Task requirements: Your answer is a single number: how many lines hold the word "ATRC"?

** Start Material supplied **

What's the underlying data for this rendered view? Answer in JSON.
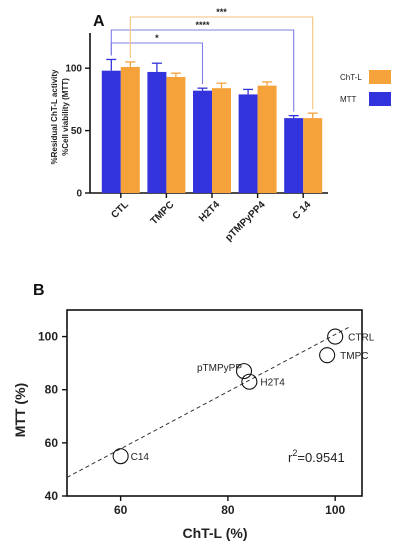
{
  "colors": {
    "mtt": "#3333dd",
    "chtl": "#f5a23a",
    "mtt_dark": "#1f1fa8",
    "chtl_dark": "#cc7d1c",
    "sig_mtt": "#7f7fe6",
    "sig_chtl": "#f5c27a",
    "axis": "#111111"
  },
  "chart_data": [
    {
      "panel": "A",
      "type": "bar",
      "ylabel_lines": [
        "%Residual ChT-L activity",
        "%Cell viability (MTT)"
      ],
      "categories": [
        "CTL",
        "TMPC",
        "H2T4",
        "pTMPyPP4",
        "C 14"
      ],
      "ylim": [
        0,
        125
      ],
      "yticks": [
        0,
        50,
        100
      ],
      "series": [
        {
          "name": "MTT",
          "values": [
            98,
            97,
            82,
            79,
            60
          ],
          "errors": [
            9,
            7,
            2,
            4,
            2
          ],
          "color": "#3333dd"
        },
        {
          "name": "ChT-L",
          "values": [
            101,
            93,
            84,
            86,
            60
          ],
          "errors": [
            4,
            3,
            4,
            3,
            4
          ],
          "color": "#f5a23a"
        }
      ],
      "legend_position": "right",
      "significance": [
        {
          "label": "*",
          "from": "CTL",
          "to": "H2T4",
          "color": "#7f7fe6"
        },
        {
          "label": "****",
          "from": "CTL",
          "to": "C 14",
          "color": "#7f7fe6"
        },
        {
          "label": "***",
          "from": "CTL",
          "to": "C 14",
          "color": "#f5c27a"
        }
      ]
    },
    {
      "panel": "B",
      "type": "scatter",
      "xlabel": "ChT-L (%)",
      "ylabel": "MTT (%)",
      "xlim": [
        50,
        105
      ],
      "ylim": [
        40,
        110
      ],
      "xticks": [
        60,
        80,
        100
      ],
      "yticks": [
        40,
        60,
        80,
        100
      ],
      "points": [
        {
          "label": "CTRL",
          "x": 100,
          "y": 100
        },
        {
          "label": "TMPC",
          "x": 98.5,
          "y": 93
        },
        {
          "label": "pTMPyPP",
          "x": 83,
          "y": 87
        },
        {
          "label": "H2T4",
          "x": 84,
          "y": 83
        },
        {
          "label": "C14",
          "x": 60,
          "y": 55
        }
      ],
      "fit_line": {
        "style": "dashed",
        "x": [
          50,
          103
        ],
        "y": [
          47,
          104
        ]
      },
      "annotation": {
        "prefix": "r",
        "sup": "2",
        "value": "=0.9541"
      }
    }
  ]
}
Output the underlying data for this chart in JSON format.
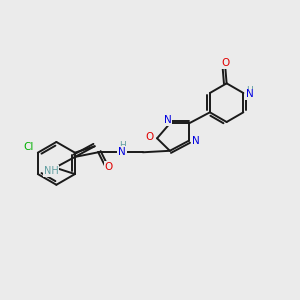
{
  "background_color": "#ebebeb",
  "bond_color": "#1a1a1a",
  "atom_colors": {
    "N": "#0000e0",
    "O": "#e00000",
    "Cl": "#00b000",
    "NH": "#5f9ea0",
    "C": "#1a1a1a"
  },
  "figsize": [
    3.0,
    3.0
  ],
  "dpi": 100,
  "xlim": [
    0,
    10
  ],
  "ylim": [
    0,
    10
  ]
}
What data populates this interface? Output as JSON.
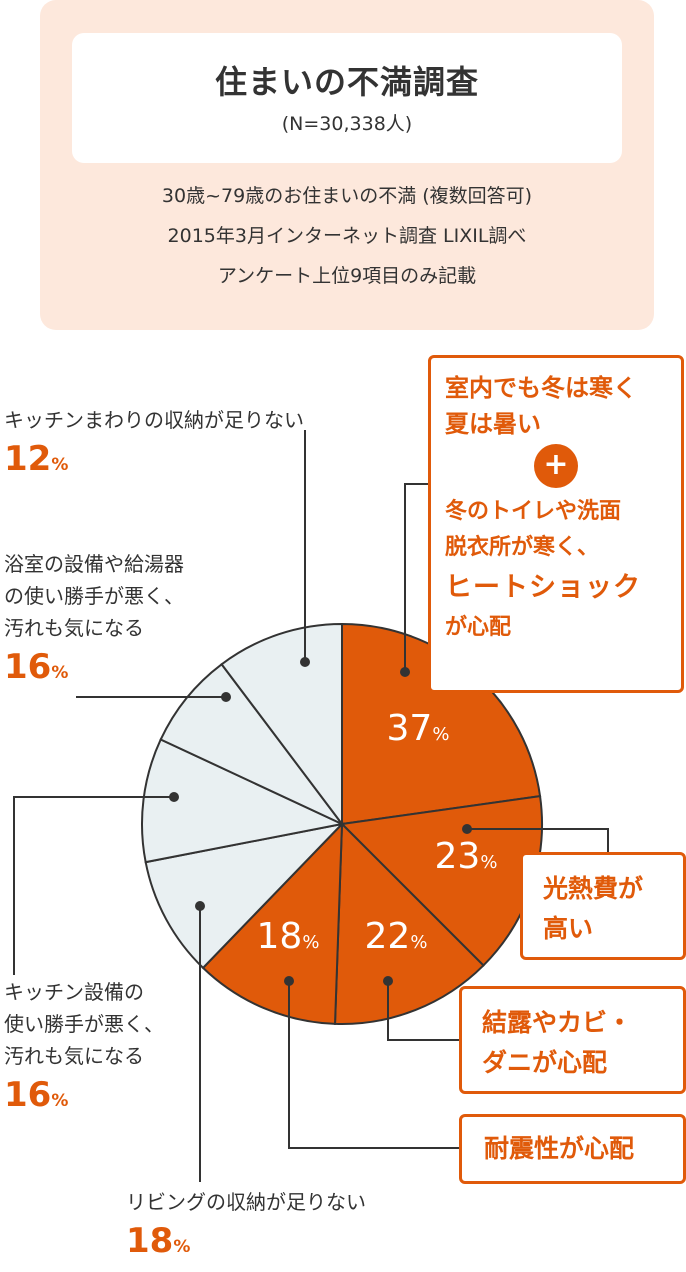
{
  "header": {
    "title": "住まいの不満調査",
    "sample": "(N=30,338人)",
    "desc_line1": "30歳~79歳のお住まいの不満 (複数回答可)",
    "desc_line2": "2015年3月インターネット調査 LIXIL調べ",
    "desc_line3": "アンケート上位9項目のみ記載"
  },
  "labels": {
    "kitchen_storage": {
      "line1": "キッチンまわりの収納が足りない",
      "pct": "12"
    },
    "bath": {
      "line1": "浴室の設備や給湯器",
      "line2": "の使い勝手が悪く、",
      "line3": "汚れも気になる",
      "pct": "16"
    },
    "kitchen_equip": {
      "line1": "キッチン設備の",
      "line2": "使い勝手が悪く、",
      "line3": "汚れも気になる",
      "pct": "16"
    },
    "living_storage": {
      "line1": "リビングの収納が足りない",
      "pct": "18"
    },
    "heat": {
      "line1": "室内でも冬は寒く",
      "line2": "夏は暑い",
      "line3": "冬のトイレや洗面",
      "line4": "脱衣所が寒く、",
      "line5": "ヒートショック",
      "line6": "が心配"
    },
    "cost": {
      "line1": "光熱費が",
      "line2": "高い"
    },
    "dew": {
      "line1": "結露やカビ・",
      "line2": "ダニが心配"
    },
    "quake": {
      "line1": "耐震性が心配"
    },
    "pct_unit": "%",
    "plus": "+"
  },
  "colors": {
    "accent": "#e05a0a",
    "grey_slice": "#e9f0f2",
    "outline": "#333333"
  },
  "chart_data": {
    "type": "pie",
    "title": "住まいの不満調査",
    "unit": "%",
    "slices": [
      {
        "label": "室内でも冬は寒く夏は暑い + 冬のトイレや洗面脱衣所が寒く、ヒートショックが心配",
        "value": 37,
        "highlight": true,
        "show_value_inside": true
      },
      {
        "label": "光熱費が高い",
        "value": 23,
        "highlight": true,
        "show_value_inside": true
      },
      {
        "label": "結露やカビ・ダニが心配",
        "value": 22,
        "highlight": true,
        "show_value_inside": true
      },
      {
        "label": "耐震性が心配",
        "value": 18,
        "highlight": true,
        "show_value_inside": true
      },
      {
        "label": "リビングの収納が足りない",
        "value": 18,
        "highlight": false,
        "show_value_inside": false
      },
      {
        "label": "キッチン設備の使い勝手が悪く、汚れも気になる",
        "value": 16,
        "highlight": false,
        "show_value_inside": false
      },
      {
        "label": "浴室の設備や給湯器の使い勝手が悪く、汚れも気になる",
        "value": 16,
        "highlight": false,
        "show_value_inside": false
      },
      {
        "label": "キッチンまわりの収納が足りない",
        "value": 12,
        "highlight": false,
        "show_value_inside": false
      }
    ]
  }
}
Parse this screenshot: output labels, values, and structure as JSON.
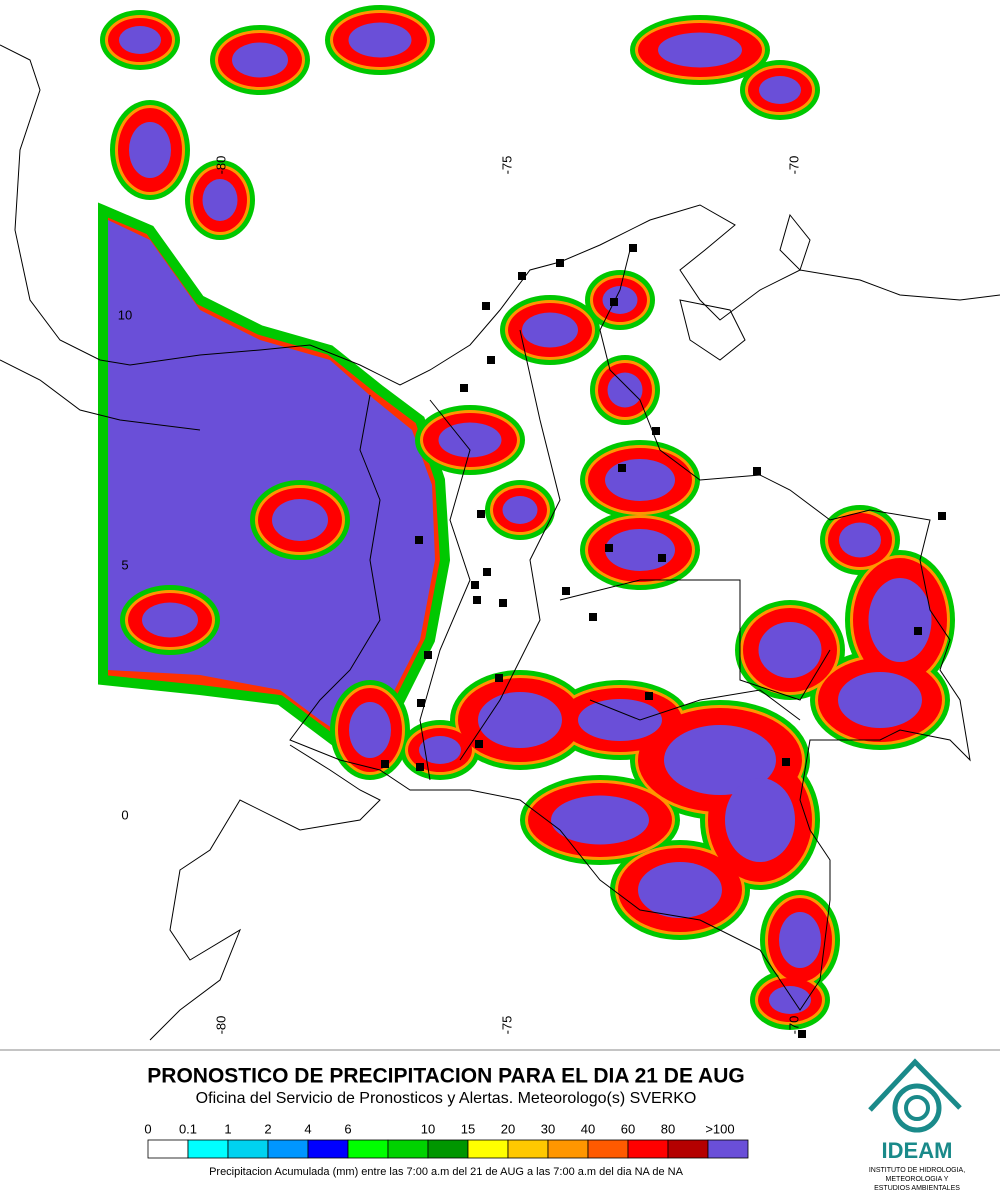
{
  "map": {
    "lon_labels_top": [
      "-80",
      "-75",
      "-70"
    ],
    "lon_labels_bottom": [
      "-80",
      "-75",
      "-70"
    ],
    "lat_labels": [
      "10",
      "5",
      "0"
    ]
  },
  "header": {
    "title": "PRONOSTICO DE PRECIPITACION PARA EL DIA 21 DE AUG",
    "subtitle": "Oficina del Servicio de Pronosticos y Alertas. Meteorologo(s) SVERKO"
  },
  "legend": {
    "labels": [
      "0",
      "0.1",
      "1",
      "2",
      "4",
      "6",
      "10",
      "15",
      "20",
      "30",
      "40",
      "60",
      "80",
      ">100"
    ],
    "colors": [
      "#ffffff",
      "#00ffff",
      "#00d2f0",
      "#0096ff",
      "#0000ff",
      "#00ff00",
      "#00d200",
      "#009600",
      "#ffff00",
      "#ffc800",
      "#ff9600",
      "#ff5a00",
      "#ff0000",
      "#b40000",
      "#6a4fd8"
    ],
    "caption": "Precipitacion Acumulada (mm) entre las 7:00 a.m del 21 de AUG a las 7:00 a.m del dia NA de NA"
  },
  "logo": {
    "name": "IDEAM",
    "line1": "INSTITUTO DE HIDROLOGIA,",
    "line2": "METEOROLOGIA Y",
    "line3": "ESTUDIOS AMBIENTALES"
  }
}
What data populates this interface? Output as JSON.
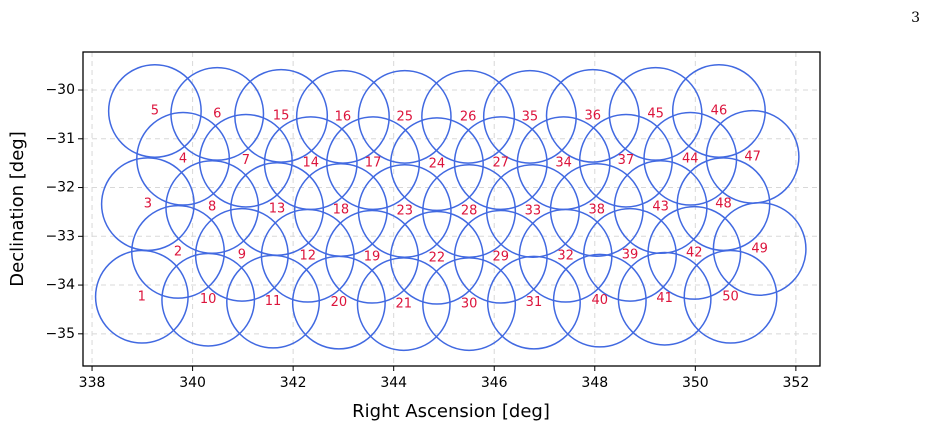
{
  "page_number": "3",
  "chart_data": {
    "type": "scatter",
    "x_label": "Right Ascension [deg]",
    "y_label": "Declination [deg]",
    "xlim": [
      337.82,
      352.48
    ],
    "ylim": [
      -35.66,
      -29.22
    ],
    "xticks": [
      338,
      340,
      342,
      344,
      346,
      348,
      350,
      352
    ],
    "yticks": [
      {
        "value": -35,
        "label": "−35"
      },
      {
        "value": -34,
        "label": "−34"
      },
      {
        "value": -33,
        "label": "−33"
      },
      {
        "value": -32,
        "label": "−32"
      },
      {
        "value": -31,
        "label": "−31"
      },
      {
        "value": -30,
        "label": "−30"
      }
    ],
    "grid": true,
    "radius": 0.92,
    "label_color": "#dc143c",
    "x": [
      338.99,
      339.71,
      339.11,
      339.81,
      339.25,
      340.49,
      341.06,
      340.39,
      340.98,
      340.31,
      341.6,
      342.29,
      341.68,
      342.35,
      341.76,
      342.99,
      343.59,
      342.95,
      343.57,
      342.91,
      344.2,
      344.86,
      344.22,
      344.86,
      344.22,
      345.48,
      346.13,
      345.5,
      346.13,
      345.5,
      346.79,
      347.42,
      346.77,
      347.38,
      346.71,
      347.96,
      348.62,
      348.04,
      348.7,
      348.1,
      349.39,
      349.98,
      349.31,
      349.9,
      349.21,
      350.47,
      351.14,
      350.56,
      351.28,
      350.7
    ],
    "series": [
      {
        "color": "#4169e1",
        "values": [
          -34.24,
          -33.32,
          -32.34,
          -31.41,
          -30.43,
          -30.49,
          -31.45,
          -32.4,
          -33.38,
          -34.3,
          -34.34,
          -33.4,
          -32.44,
          -31.5,
          -30.53,
          -30.55,
          -31.5,
          -32.46,
          -33.42,
          -34.36,
          -34.39,
          -33.44,
          -32.48,
          -31.52,
          -30.55,
          -30.55,
          -31.5,
          -32.48,
          -33.42,
          -34.39,
          -34.36,
          -33.4,
          -32.48,
          -31.5,
          -30.55,
          -30.53,
          -31.45,
          -32.46,
          -33.38,
          -34.32,
          -34.28,
          -33.34,
          -32.4,
          -31.41,
          -30.49,
          -30.43,
          -31.37,
          -32.34,
          -33.26,
          -34.24
        ]
      }
    ],
    "point_labels": [
      "1",
      "2",
      "3",
      "4",
      "5",
      "6",
      "7",
      "8",
      "9",
      "10",
      "11",
      "12",
      "13",
      "14",
      "15",
      "16",
      "17",
      "18",
      "19",
      "20",
      "21",
      "22",
      "23",
      "24",
      "25",
      "26",
      "27",
      "28",
      "29",
      "30",
      "31",
      "32",
      "33",
      "34",
      "35",
      "36",
      "37",
      "38",
      "39",
      "40",
      "41",
      "42",
      "43",
      "44",
      "45",
      "46",
      "47",
      "48",
      "49",
      "50"
    ]
  }
}
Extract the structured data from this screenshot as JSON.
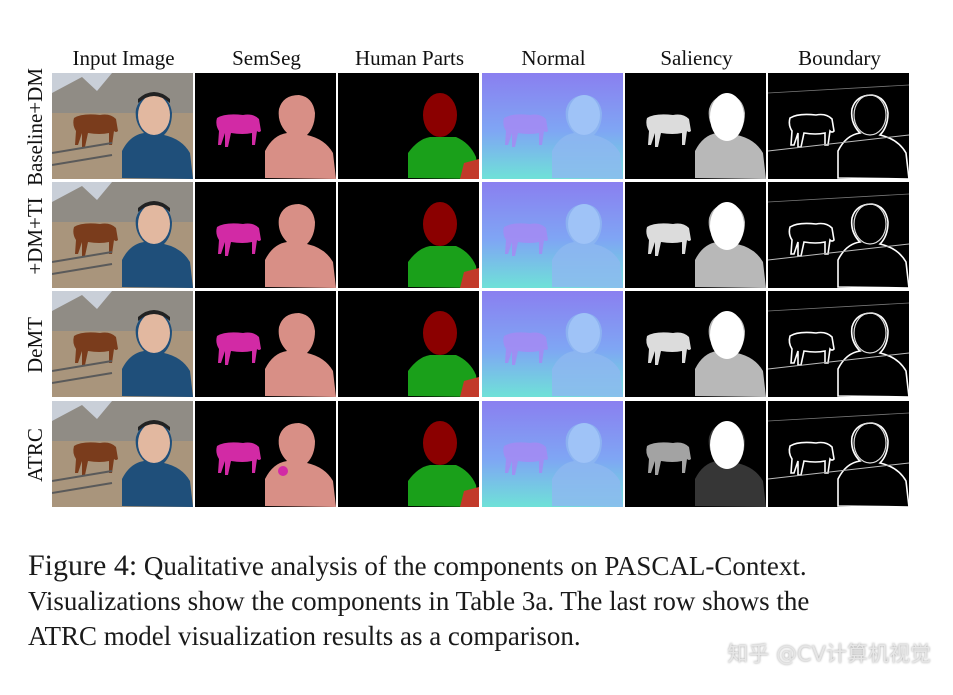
{
  "figure": {
    "columns": [
      "Input Image",
      "SemSeg",
      "Human Parts",
      "Normal",
      "Saliency",
      "Boundary"
    ],
    "rows": [
      "Baseline+DM",
      "+DM+TI",
      "DeMT",
      "ATRC"
    ]
  },
  "caption": {
    "label": "Figure 4:",
    "text": "Qualitative analysis of the components on PASCAL-Context. Visualizations show the components in Table 3a. The last row shows the ATRC model visualization results as a comparison."
  },
  "watermark": "知乎 @CV计算机视觉",
  "colors": {
    "semseg_horse": "#d22aa5",
    "semseg_person": "#d88f86",
    "parts_head": "#8b0000",
    "parts_torso": "#1aa01a",
    "parts_arm": "#c23a2a",
    "normal_bg": "#7f86f2"
  }
}
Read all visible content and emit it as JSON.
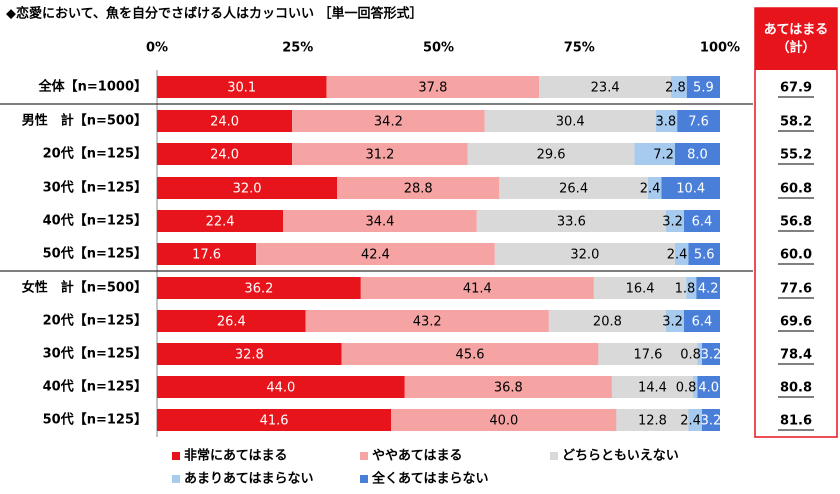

** End Material supplied **

Solution: 2